> [Problem to solve]: Each line of the data that includes the string "ABCD" is to be copied out.

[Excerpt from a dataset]
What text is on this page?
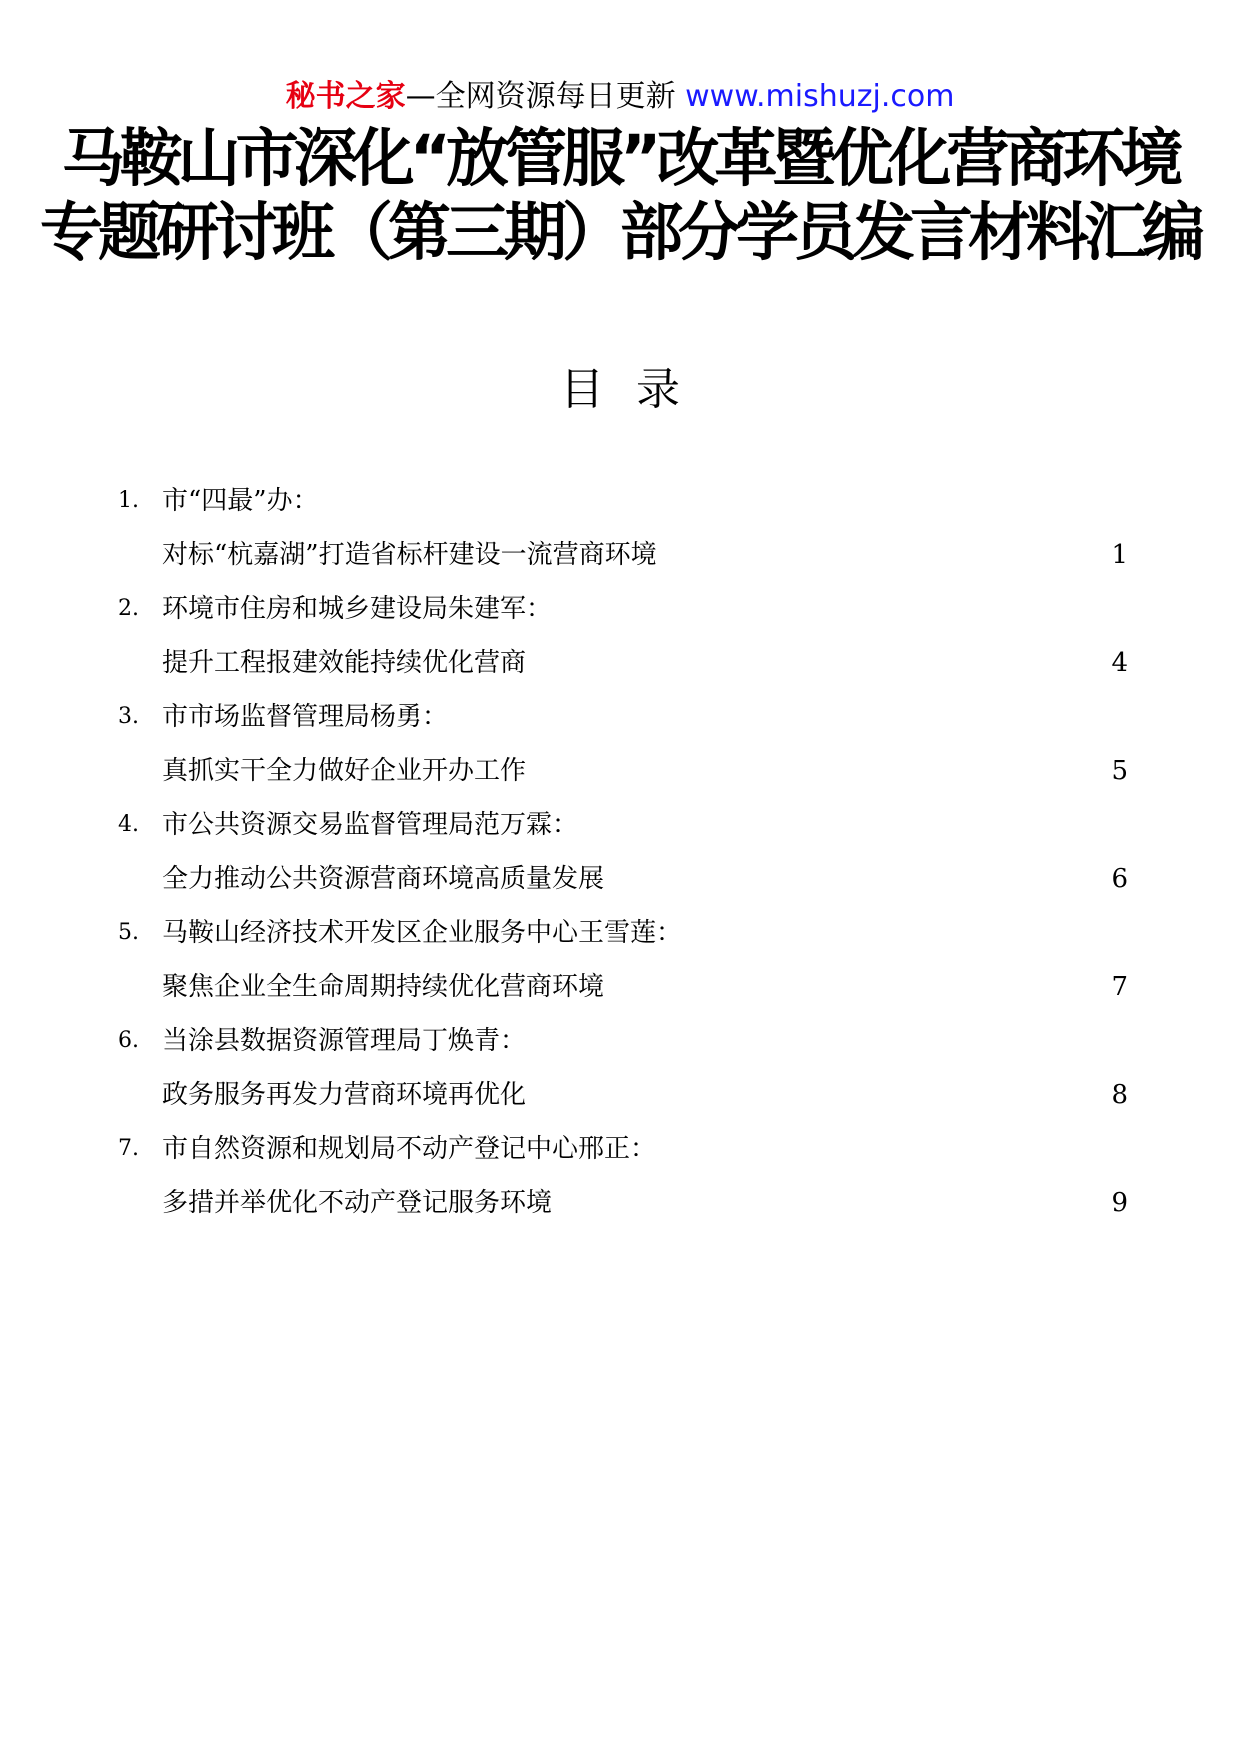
秘书之家—全网资源每日更新 www.mishuzj.com
马鞍山市深化“放管服”改革暨优化营商环境
专题研讨班（第三期）部分学员发言材料汇编
目录
1. 市“四最”办：
对标“杭嘉湖”打造省标杆建设一流营商环境	1
2. 环境市住房和城乡建设局朱建军：
提升工程报建效能持续优化营商	4
3. 市市场监督管理局杨勇：
真抓实干全力做好企业开办工作	5
4. 市公共资源交易监督管理局范万霖：
全力推动公共资源营商环境高质量发展	6
5. 马鞍山经济技术开发区企业服务中心王雪莲：
聚焦企业全生命周期持续优化营商环境	7
6. 当涂县数据资源管理局丁焕青：
政务服务再发力营商环境再优化	8
7. 市自然资源和规划局不动产登记中心邢正：
多措并举优化不动产登记服务环境	9
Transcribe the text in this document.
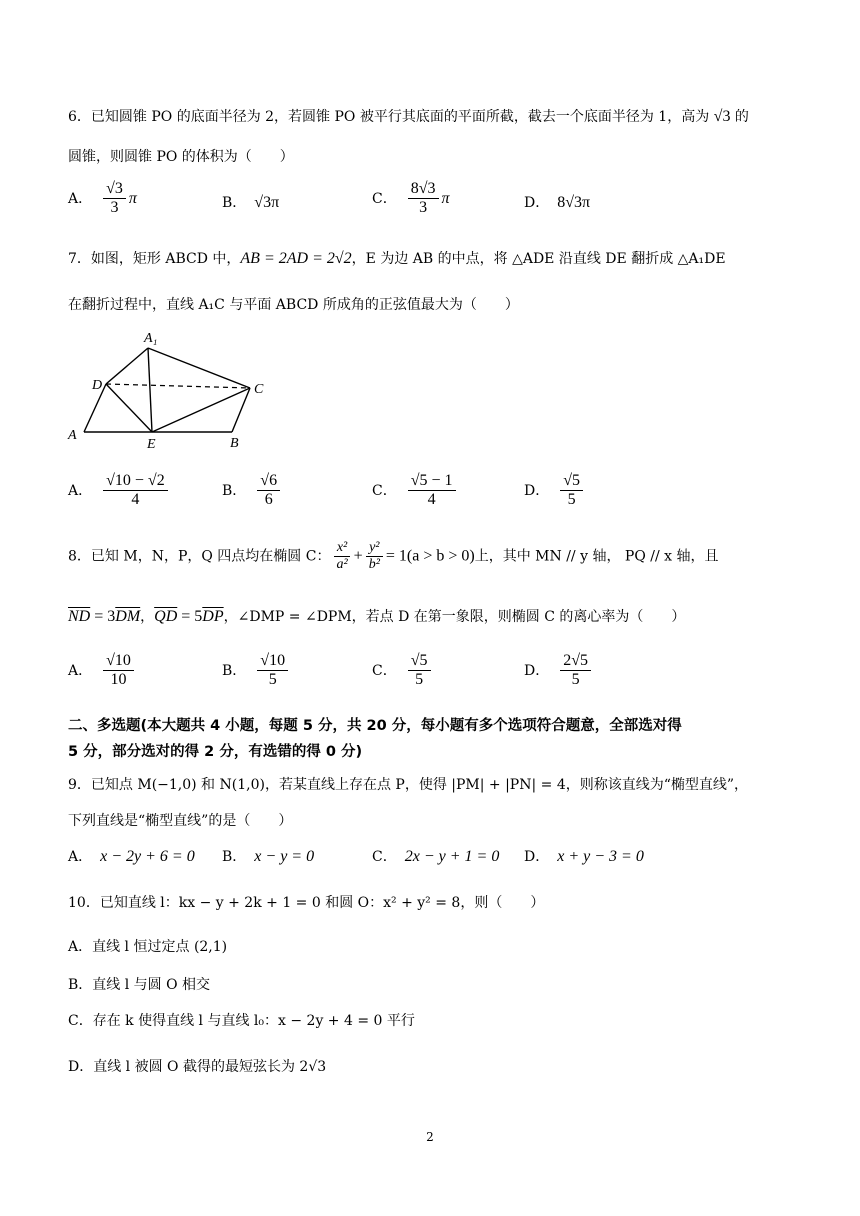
6．已知圆锥 PO 的底面半径为 2，若圆锥 PO 被平行其底面的平面所截，截去一个底面半径为 1，高为 √3 的
圆锥，则圆锥 PO 的体积为（　　）
A． $\frac{√3}{3}$ π	B． √3π	C． $\frac{8√3}{3}$ π	D． 8√3π
7．如图，矩形 ABCD 中，AB = 2AD = 2√2，E 为边 AB 的中点，将 △ADE 沿直线 DE 翻折成 △A₁DE
在翻折过程中，直线 A₁C 与平面 ABCD 所成角的正弦值最大为（　　）
A₁
D	C
A
E	B
A． $\frac{√10 - √2}{4}$	B． $\frac{√6}{6}$	C． $\frac{√5 - 1}{4}$	D． $\frac{√5}{5}$
8．已知 M，N，P，Q 四点均在椭圆 C： $\frac{\text{x²}}{\text{a²}} + \frac{\text{y²}}{\text{b²}} = 1(a > b > 0)$上，其中 MN // y 轴， PQ // x 轴，且
$\overline{ND} = 3\overline{DM}$，$\overline{QD} = 5\overline{DP}$，∠DMP = ∠DPM，若点 D 在第一象限，则椭圆 C 的离心率为（　　）
A． $\frac{√10}{10}$	B． $\frac{√10}{5}$	C． $\frac{√5}{5}$	D． $\frac{2√5}{5}$
二、多选题(本大题共 4 小题，每题 5 分，共 20 分，每小题有多个选项符合题意，全部选对得
5 分，部分选对的得 2 分，有选错的得 0 分)
9．已知点 M(−1,0) 和 N(1,0)，若某直线上存在点 P，使得 |PM| + |PN| = 4，则称该直线为“椭型直线”，
下列直线是“椭型直线”的是（　　）
A． x − 2y + 6 = 0 B． x − y = 0	C． 2x − y + 1 = 0 D． x + y − 3 = 0
10．已知直线 l：kx − y + 2k + 1 = 0 和圆 O：x² + y² = 8，则（　　）
A．直线 l 恒过定点 (2,1)
B．直线 l 与圆 O 相交
C．存在 k 使得直线 l 与直线 l₀：x − 2y + 4 = 0 平行
D．直线 l 被圆 O 截得的最短弦长为 2√3
2
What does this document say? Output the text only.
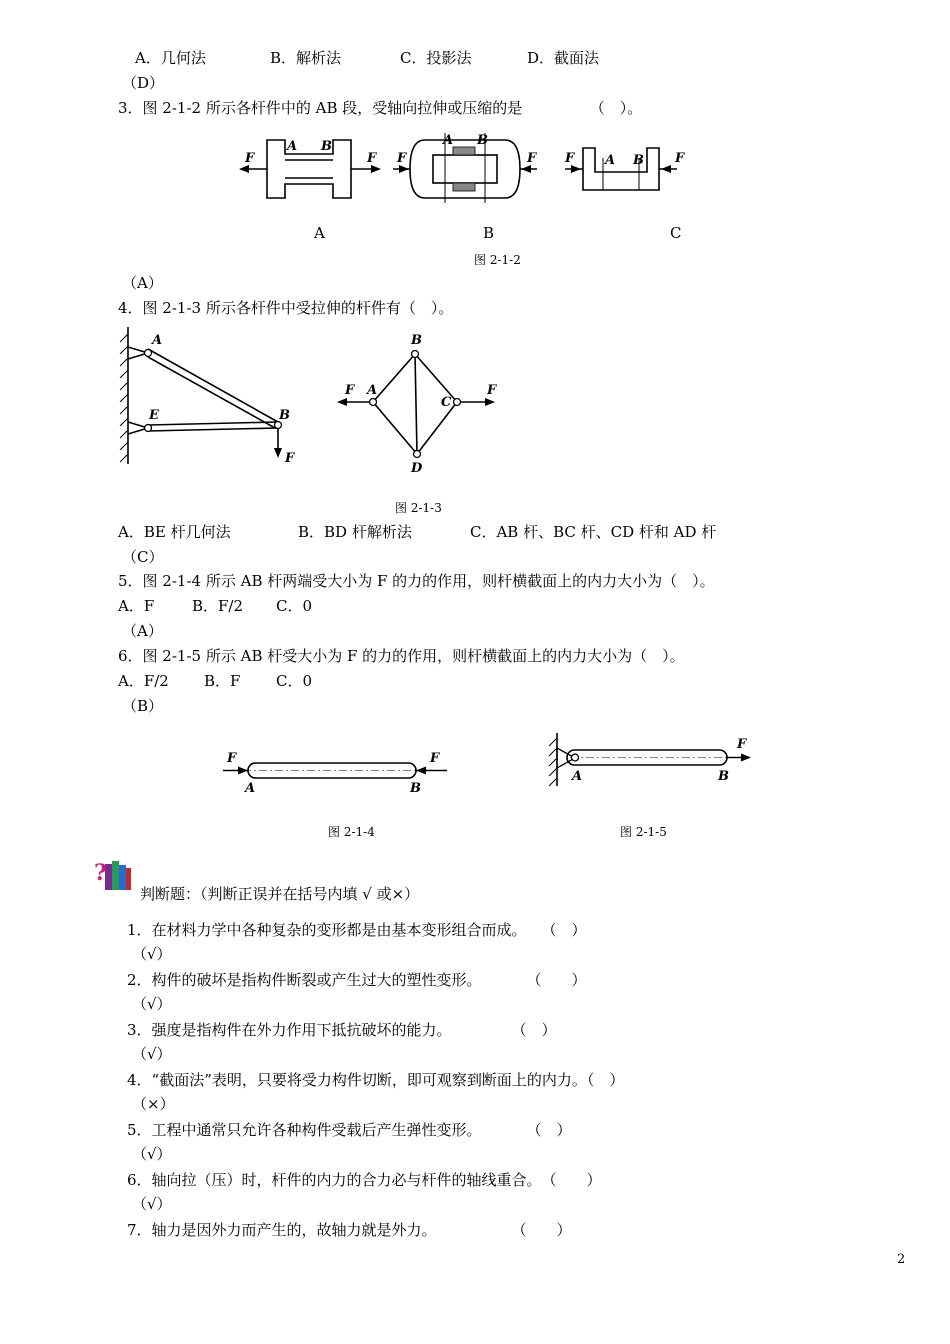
A．几何法	B．解析法	C．投影法	D．截面法
（D）
3．图 2-1-2 所示各杆件中的 AB 段，受轴向拉伸或压缩的是　　　　　（　）。
F	F
A B
F	F
A B
F	F
A B
A	B	C
图 2-1-2
（A）
4．图 2-1-3 所示各杆件中受拉伸的杆件有（　）。
A
E	B
F
F A
B
C
D
F
图 2-1-3
A．BE 杆几何法	B．BD 杆解析法	C．AB 杆、BC 杆、CD 杆和 AD 杆
（C）
5．图 2-1-4 所示 AB 杆两端受大小为 F 的力的作用，则杆横截面上的内力大小为（　）。
A．F	B．F/2 C．0
（A）
6．图 2-1-5 所示 AB 杆受大小为 F 的力的作用，则杆横截面上的内力大小为（　）。
A．F/2 B．F C．0
（B）
F	F
A	B
图 2-1-4
F
A	B
图 2-1-5
?
判断题：（判断正误并在括号内填 √ 或×）
1．在材料力学中各种复杂的变形都是由基本变形组合而成。　　（　）
（√）
2．构件的破坏是指构件断裂或产生过大的塑性变形。　　　　（　　）
（√）
3．强度是指构件在外力作用下抵抗破坏的能力。　　　　　（　）
（√）
4．“截面法”表明，只要将受力构件切断，即可观察到断面上的内力。（　）
（×）
5．工程中通常只允许各种构件受载后产生弹性变形。　　　　（　）
（√）
6．轴向拉（压）时，杆件的内力的合力必与杆件的轴线重合。　（　　）
（√）
7．轴力是因外力而产生的，故轴力就是外力。　　　　　　（　　）
2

> [Solved exercise]:
7．如图，矩形 ABCD 中，AB = 2AD = 2√2，E 为边 AB 的中点，将 △ADE 沿直线 DE 翻折成 △A₁DE
在翻折过程中，直线 A₁C 与平面 ABCD 所成角的正弦值最大为（　　）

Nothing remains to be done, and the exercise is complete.